**Requirement:** Where does the string "everyone" appear? Copy every line of the entries below that holds it.

**Entries:**
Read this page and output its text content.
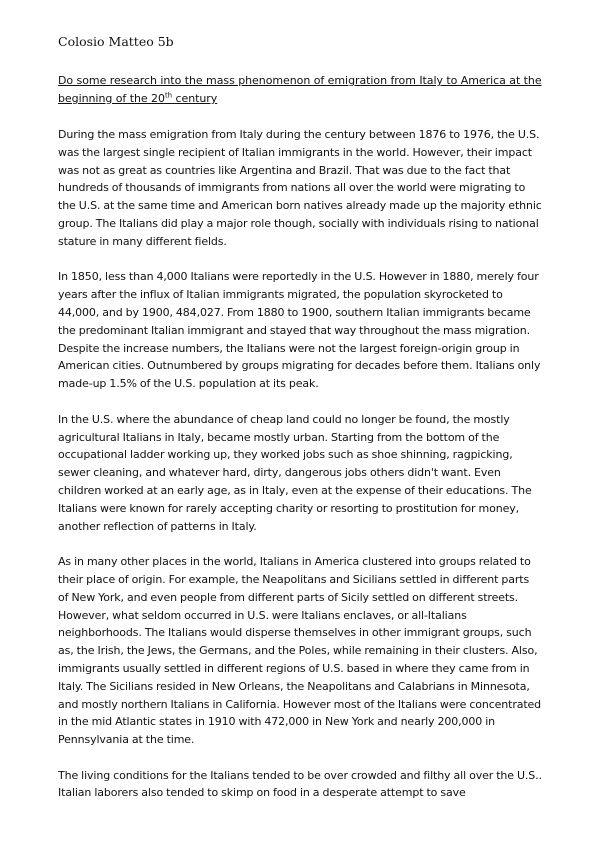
Colosio Matteo 5b
Do some research into the mass phenomenon of emigration from Italy to America at the beginning of the 20th century

During the mass emigration from Italy during the century between 1876 to 1976, the U.S. was the largest single recipient of Italian immigrants in the world. However, their impact was not as great as countries like Argentina and Brazil. That was due to the fact that hundreds of thousands of immigrants from nations all over the world were migrating to the U.S. at the same time and American born natives already made up the majority ethnic group. The Italians did play a major role though, socially with individuals rising to national stature in many different fields.

In 1850, less than 4,000 Italians were reportedly in the U.S. However in 1880, merely four years after the influx of Italian immigrants migrated, the population skyrocketed to 44,000, and by 1900, 484,027. From 1880 to 1900, southern Italian immigrants became the predominant Italian immigrant and stayed that way throughout the mass migration. Despite the increase numbers, the Italians were not the largest foreign-origin group in American cities. Outnumbered by groups migrating for decades before them. Italians only made-up 1.5% of the U.S. population at its peak.

In the U.S. where the abundance of cheap land could no longer be found, the mostly agricultural Italians in Italy, became mostly urban. Starting from the bottom of the occupational ladder working up, they worked jobs such as shoe shinning, ragpicking, sewer cleaning, and whatever hard, dirty, dangerous jobs others didn't want. Even children worked at an early age, as in Italy, even at the expense of their educations. The Italians were known for rarely accepting charity or resorting to prostitution for money, another reflection of patterns in Italy.

As in many other places in the world, Italians in America clustered into groups related to their place of origin. For example, the Neapolitans and Sicilians settled in different parts of New York, and even people from different parts of Sicily settled on different streets. However, what seldom occurred in U.S. were Italians enclaves, or all-Italians neighborhoods. The Italians would disperse themselves in other immigrant groups, such as, the Irish, the Jews, the Germans, and the Poles, while remaining in their clusters. Also, immigrants usually settled in different regions of U.S. based in where they came from in Italy. The Sicilians resided in New Orleans, the Neapolitans and Calabrians in Minnesota, and mostly northern Italians in California. However most of the Italians were concentrated in the mid Atlantic states in 1910 with 472,000 in New York and nearly 200,000 in Pennsylvania at the time.

The living conditions for the Italians tended to be over crowded and filthy all over the U.S.. Italian laborers also tended to skimp on food in a desperate attempt to save
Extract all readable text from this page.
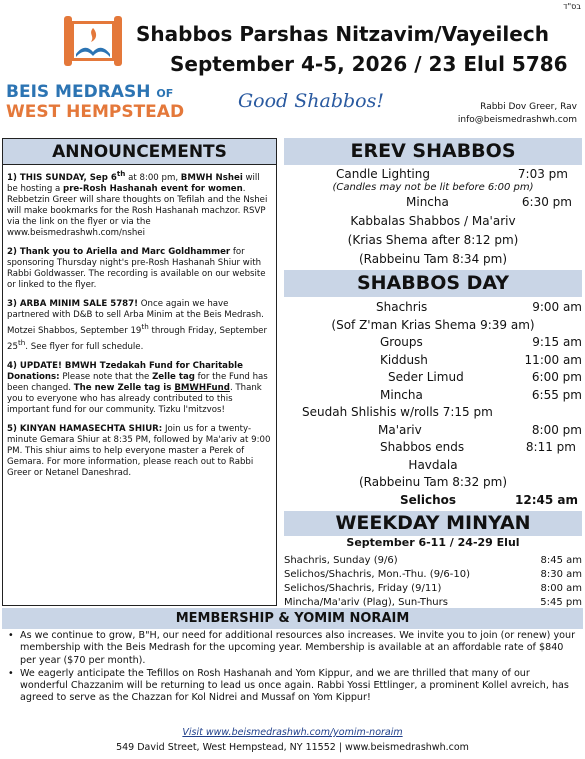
בס"ד
Shabbos Parshas Nitzavim/Vayeilech
September 4-5, 2026 / 23 Elul 5786
BEIS MEDRASH OF
WEST HEMPSTEAD	Good Shabbos!	Rabbi Dov Greer, Rav
info@beismedrashwh.com
ANNOUNCEMENTS
1) THIS SUNDAY, Sep 6th at 8:00 pm, BMWH Nshei will be hosting a pre-Rosh Hashanah event for women. Rebbetzin Greer will share thoughts on Tefilah and the Nshei will make bookmarks for the Rosh Hashanah machzor. RSVP via the link on the flyer or via the www.beismedrashwh.com/nshei
2) Thank you to Ariella and Marc Goldhammer for sponsoring Thursday night's pre-Rosh Hashanah Shiur with Rabbi Goldwasser. The recording is available on our website or linked to the flyer.
3) ARBA MINIM SALE 5787! Once again we have partnered with D&B to sell Arba Minim at the Beis Medrash. Motzei Shabbos, September 19th through Friday, September 25th. See flyer for full schedule.
4) UPDATE! BMWH Tzedakah Fund for Charitable Donations: Please note that the Zelle tag for the Fund has been changed. The new Zelle tag is BMWHFund. Thank you to everyone who has already contributed to this important fund for our community. Tizku l'mitzvos!
5) KINYAN HAMASECHTA SHIUR: Join us for a twenty-minute Gemara Shiur at 8:35 PM, followed by Ma'ariv at 9:00 PM. This shiur aims to help everyone master a Perek of Gemara. For more information, please reach out to Rabbi Greer or Netanel Daneshrad.
EREV SHABBOS
Candle Lighting	7:03 pm
(Candles may not be lit before 6:00 pm)
Mincha	6:30 pm
Kabbalas Shabbos / Ma'ariv
(Krias Shema after 8:12 pm)
(Rabbeinu Tam 8:34 pm)
SHABBOS DAY
Shachris	9:00 am
(Sof Z'man Krias Shema 9:39 am)
Groups	9:15 am
Kiddush	11:00 am
Seder Limud	6:00 pm
Mincha	6:55 pm
Seudah Shlishis w/rolls 7:15 pm
Ma'ariv	8:00 pm
Shabbos ends	8:11 pm
Havdala
(Rabbeinu Tam 8:32 pm)
Selichos	12:45 am
WEEKDAY MINYAN
September 6-11 / 24-29 Elul
Shachris, Sunday (9/6)	8:45 am
Selichos/Shachris, Mon.-Thu. (9/6-10)	8:30 am
Selichos/Shachris, Friday (9/11)	8:00 am
Mincha/Ma'ariv (Plag), Sun-Thurs	5:45 pm
MEMBERSHIP & YOMIM NORAIM
• As we continue to grow, B"H, our need for additional resources also increases. We invite you to join (or renew) your membership with the Beis Medrash for the upcoming year. Membership is available at an affordable rate of $840 per year ($70 per month).
• We eagerly anticipate the Tefillos on Rosh Hashanah and Yom Kippur, and we are thrilled that many of our wonderful Chazzanim will be returning to lead us once again. Rabbi Yossi Ettlinger, a prominent Kollel avreich, has agreed to serve as the Chazzan for Kol Nidrei and Mussaf on Yom Kippur!
Visit www.beismedrashwh.com/yomim-noraim
549 David Street, West Hempstead, NY 11552 | www.beismedrashwh.com
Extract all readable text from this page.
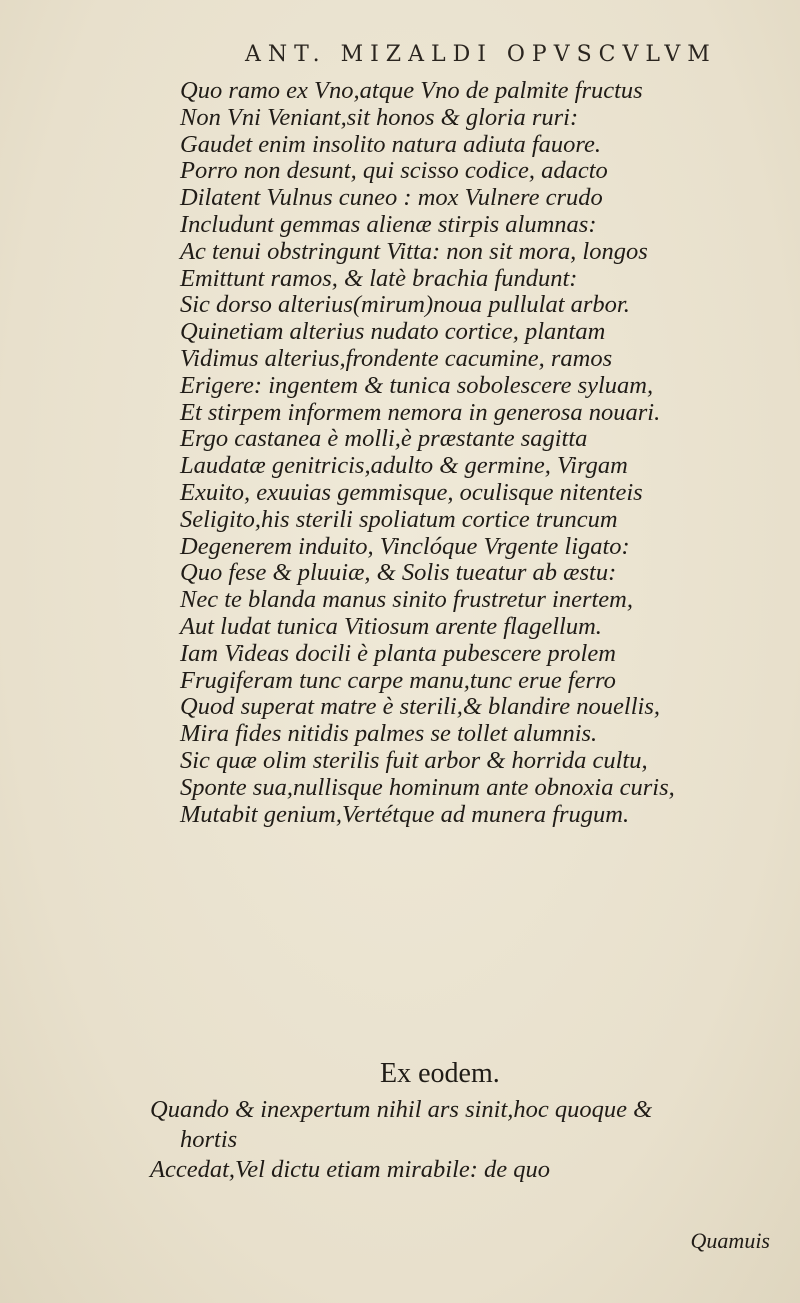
ANT. MIZALDI OPVSCVLVM
Quo ramo ex Vno,atque Vno de palmite fructus
Non Vni Veniant,sit honos & gloria ruri:
Gaudet enim insolito natura adiuta fauore.
Porro non desunt, qui scisso codice, adacto
Dilatent Vulnus cuneo : mox Vulnere crudo
Includunt gemmas alienæ stirpis alumnas:
Ac tenui obstringunt Vitta: non sit mora, longos
Emittunt ramos, & latè brachia fundunt:
Sic dorso alterius(mirum)noua pullulat arbor.
Quinetiam alterius nudato cortice, plantam
Vidimus alterius,frondente cacumine, ramos
Erigere: ingentem & tunica sobolescere syluam,
Et stirpem informem nemora in generosa nouari.
Ergo castanea è molli,è præstante sagitta
Laudatæ genitricis,adulto & germine, Virgam
Exuito, exuuias gemmisque, oculisque nitenteis
Seligito,his sterili spoliatum cortice truncum
Degenerem induito, Vinclóque Vrgente ligato:
Quo fese & pluuiæ, & Solis tueatur ab æstu:
Nec te blanda manus sinito frustretur inertem,
Aut ludat tunica Vitiosum arente flagellum.
Iam Videas docili è planta pubescere prolem
Frugiferam tunc carpe manu,tunc erue ferro
Quod superat matre è sterili,& blandire nouellis,
Mira fides nitidis palmes se tollet alumnis.
Sic quæ olim sterilis fuit arbor & horrida cultu,
Sponte sua,nullisque hominum ante obnoxia curis,
Mutabit genium,Vertétque ad munera frugum.
Ex eodem.
Quando & inexpertum nihil ars sinit,hoc quoque &
hortis
Accedat,Vel dictu etiam mirabile: de quo
Quamuis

**Full answer:**
4) UPDATE! BMWH Tzedakah Fund for Charitable Donations: Please note that the Zelle tag for the Fund has been changed. The new Zelle tag is BMWHFund. Thank you to everyone who has already contributed to this important fund for our community. Tizku l'mitzvos!
5) KINYAN HAMASECHTA SHIUR: Join us for a twenty-minute Gemara Shiur at 8:35 PM, followed by Ma'ariv at 9:00 PM. This shiur aims to help everyone master a Perek of Gemara. For more information, please reach out to Rabbi Greer or Netanel Daneshrad.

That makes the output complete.